• _Exercise directions_
Identify the lines that include the word "events", then copy all of them.

● ● ● ● ● ● ●

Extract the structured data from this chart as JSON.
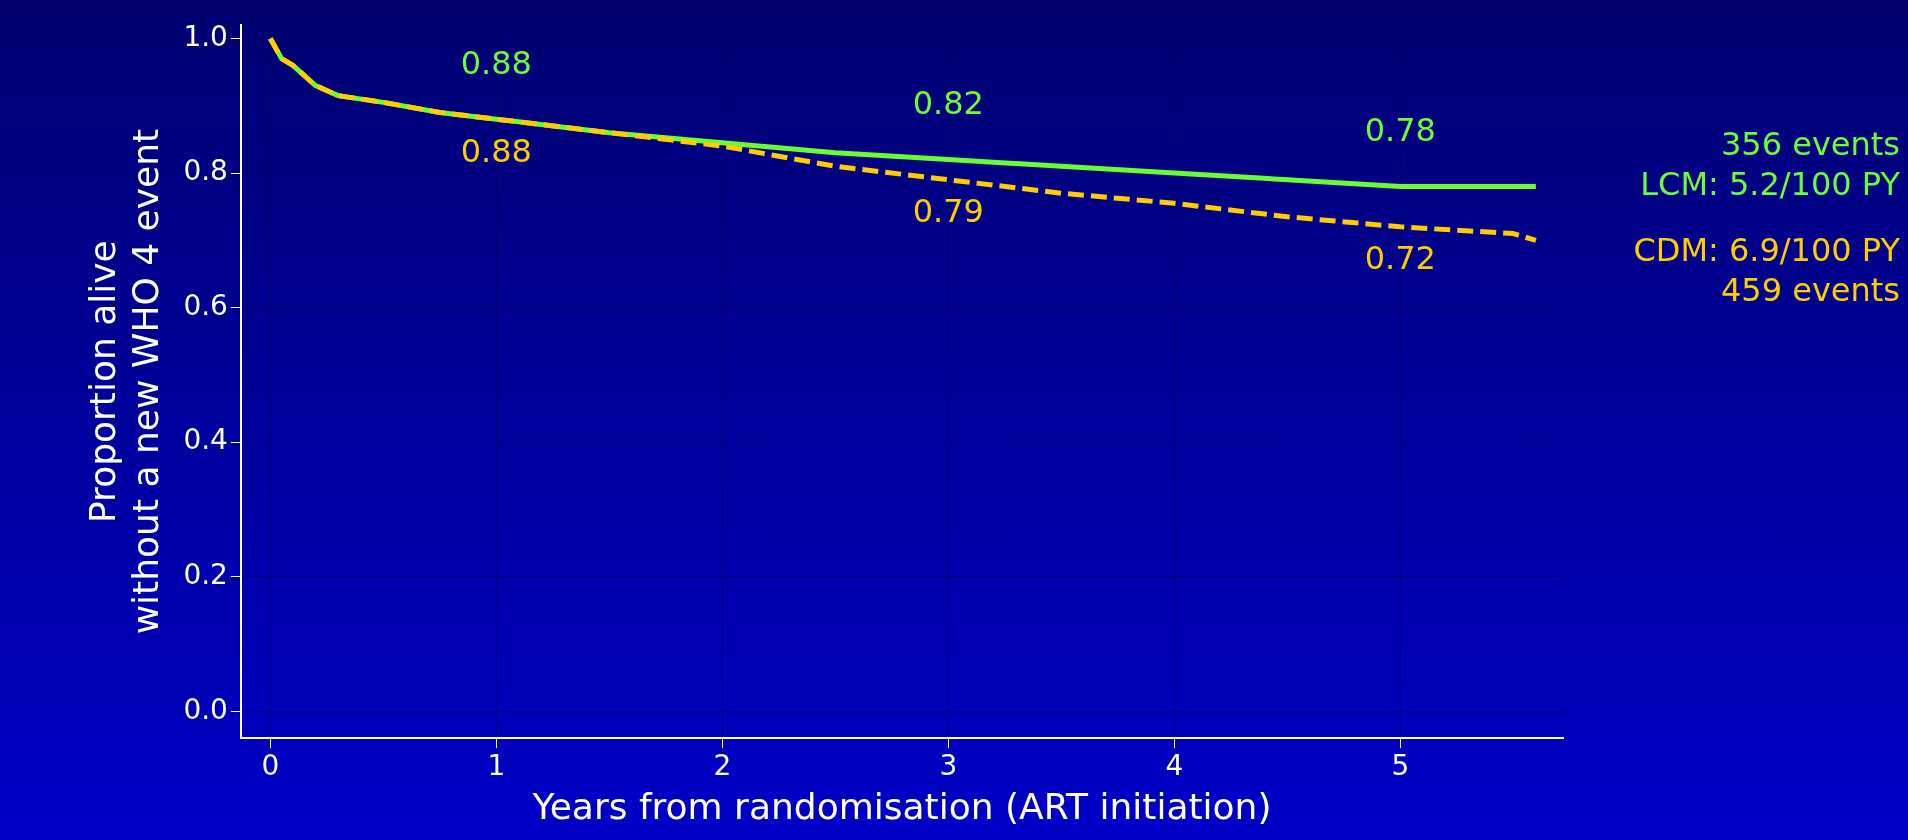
{
  "chart_data": {
    "type": "line",
    "xlabel": "Years from randomisation (ART initiation)",
    "ylabel": "Proportion alive\nwithout a new WHO 4 event",
    "xlim": [
      -0.13,
      5.72
    ],
    "xticks": [
      0,
      1,
      2,
      3,
      4,
      5
    ],
    "ylim": [
      -0.04,
      1.02
    ],
    "yticks": [
      {
        "value": 0,
        "label": "0.0"
      },
      {
        "value": 0.2,
        "label": "0.2"
      },
      {
        "value": 0.4,
        "label": "0.4"
      },
      {
        "value": 0.6,
        "label": "0.6"
      },
      {
        "value": 0.8,
        "label": "0.8"
      },
      {
        "value": 1,
        "label": "1.0"
      }
    ],
    "grid": true,
    "legend": false,
    "marker": "none",
    "series": [
      {
        "name": "356 events\nLCM: 5.2/100 PY",
        "color": "#66ff33",
        "line_style": "solid",
        "x": [
          0,
          0.05,
          0.1,
          0.2,
          0.3,
          0.5,
          0.75,
          1,
          1.5,
          2,
          2.5,
          3,
          3.5,
          4,
          4.5,
          5,
          5.6
        ],
        "values": [
          1.0,
          0.97,
          0.96,
          0.93,
          0.915,
          0.905,
          0.89,
          0.88,
          0.86,
          0.845,
          0.83,
          0.82,
          0.81,
          0.8,
          0.79,
          0.78,
          0.78
        ],
        "value_labels": [
          null,
          null,
          null,
          null,
          null,
          null,
          null,
          "0.88",
          null,
          null,
          null,
          "0.82",
          null,
          null,
          null,
          "0.78",
          null
        ]
      },
      {
        "name": "CDM: 6.9/100 PY\n459 events",
        "color": "#ffcc00",
        "line_style": "dashed",
        "x": [
          0,
          0.05,
          0.1,
          0.2,
          0.3,
          0.5,
          0.75,
          1,
          1.5,
          2,
          2.5,
          3,
          3.5,
          4,
          4.5,
          5,
          5.5,
          5.6
        ],
        "values": [
          1.0,
          0.97,
          0.96,
          0.93,
          0.915,
          0.905,
          0.89,
          0.88,
          0.86,
          0.84,
          0.81,
          0.79,
          0.77,
          0.755,
          0.735,
          0.72,
          0.71,
          0.7
        ],
        "value_labels": [
          null,
          null,
          null,
          null,
          null,
          null,
          null,
          "0.88",
          null,
          null,
          null,
          "0.79",
          null,
          null,
          null,
          "0.72",
          null,
          null
        ]
      }
    ]
  }
}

● ● ● ● ● ● ●

• _Right answer_
        "name": "356 events\nLCM: 5.2/100 PY",
        "name": "CDM: 6.9/100 PY\n459 events",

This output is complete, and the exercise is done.